▶ [TO DO] Your task is to repeat all of the data exactly while excluding the pictures.

Data records:

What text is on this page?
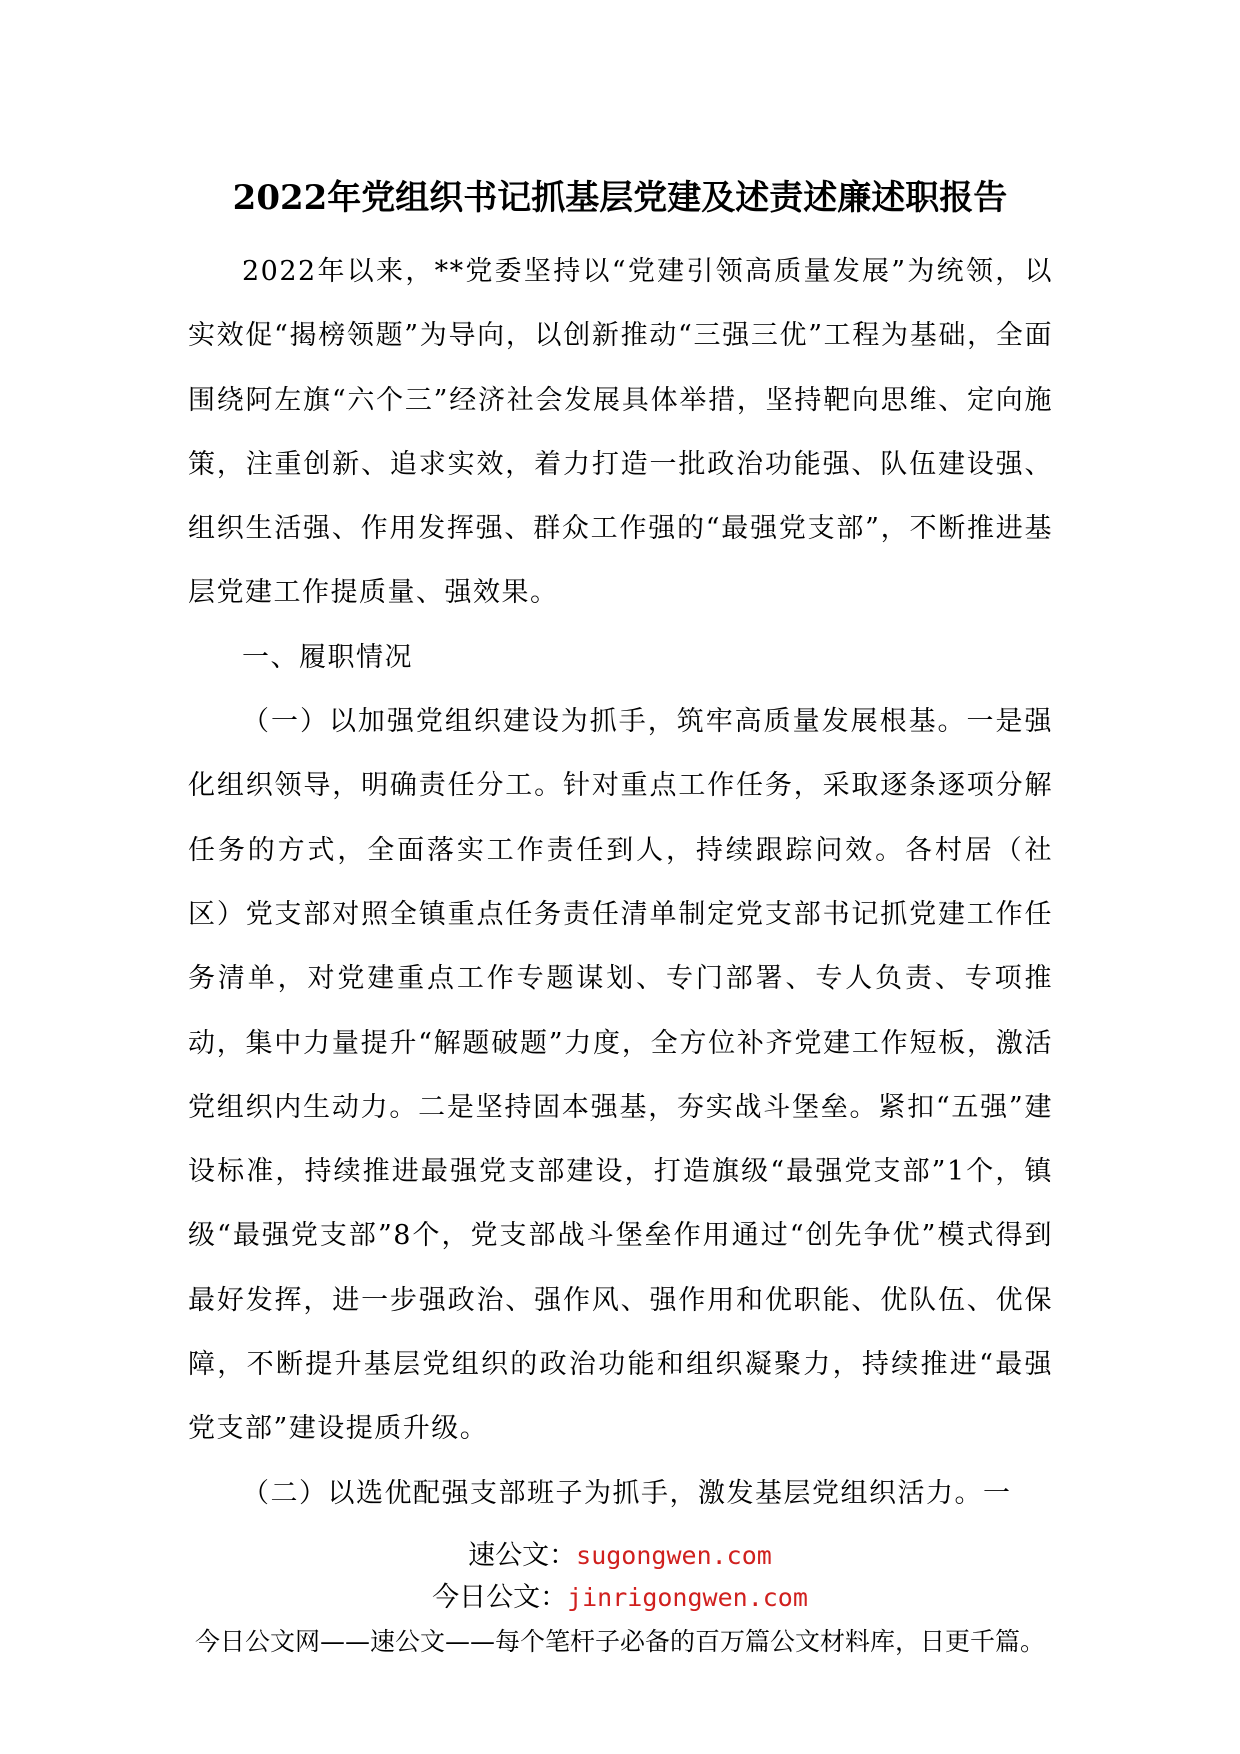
2022年党组织书记抓基层党建及述责述廉述职报告

2022年以来，**党委坚持以“党建引领高质量发展”为统领，以实效促“揭榜领题”为导向，以创新推动“三强三优”工程为基础，全面围绕阿左旗“六个三”经济社会发展具体举措，坚持靶向思维、定向施策，注重创新、追求实效，着力打造一批政治功能强、队伍建设强、组织生活强、作用发挥强、群众工作强的“最强党支部”，不断推进基层党建工作提质量、强效果。

一、履职情况

（一）以加强党组织建设为抓手，筑牢高质量发展根基。一是强化组织领导，明确责任分工。针对重点工作任务，采取逐条逐项分解任务的方式，全面落实工作责任到人，持续跟踪问效。各村居（社区）党支部对照全镇重点任务责任清单制定党支部书记抓党建工作任务清单，对党建重点工作专题谋划、专门部署、专人负责、专项推动，集中力量提升“解题破题”力度，全方位补齐党建工作短板，激活党组织内生动力。二是坚持固本强基，夯实战斗堡垒。紧扣“五强”建设标准，持续推进最强党支部建设，打造旗级“最强党支部”1个，镇级“最强党支部”8个，党支部战斗堡垒作用通过“创先争优”模式得到最好发挥，进一步强政治、强作风、强作用和优职能、优队伍、优保障，不断提升基层党组织的政治功能和组织凝聚力，持续推进“最强党支部”建设提质升级。

（二）以选优配强支部班子为抓手，激发基层党组织活力。一

速公文：sugongwen.com
今日公文：jinrigongwen.com
今日公文网——速公文——每个笔杆子必备的百万篇公文材料库，日更千篇。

▶ [EXPECTED ANSWER]
What text is on this page?
2022年党组织书记抓基层党建及述责述廉述职报告

2022年以来，**党委坚持以“党建引领高质量发展”为统领，以实效促“揭榜领题”为导向，以创新推动“三强三优”工程为基础，全面围绕阿左旗“六个三”经济社会发展具体举措，坚持靶向思维、定向施策，注重创新、追求实效，着力打造一批政治功能强、队伍建设强、组织生活强、作用发挥强、群众工作强的“最强党支部”，不断推进基层党建工作提质量、强效果。

一、履职情况

（一）以加强党组织建设为抓手，筑牢高质量发展根基。一是强化组织领导，明确责任分工。针对重点工作任务，采取逐条逐项分解任务的方式，全面落实工作责任到人，持续跟踪问效。各村居（社区）党支部对照全镇重点任务责任清单制定党支部书记抓党建工作任务清单，对党建重点工作专题谋划、专门部署、专人负责、专项推动，集中力量提升“解题破题”力度，全方位补齐党建工作短板，激活党组织内生动力。二是坚持固本强基，夯实战斗堡垒。紧扣“五强”建设标准，持续推进最强党支部建设，打造旗级“最强党支部”1个，镇级“最强党支部”8个，党支部战斗堡垒作用通过“创先争优”模式得到最好发挥，进一步强政治、强作风、强作用和优职能、优队伍、优保障，不断提升基层党组织的政治功能和组织凝聚力，持续推进“最强党支部”建设提质升级。

（二）以选优配强支部班子为抓手，激发基层党组织活力。一

速公文：sugongwen.com
今日公文：jinrigongwen.com
今日公文网——速公文——每个笔杆子必备的百万篇公文材料库，日更千篇。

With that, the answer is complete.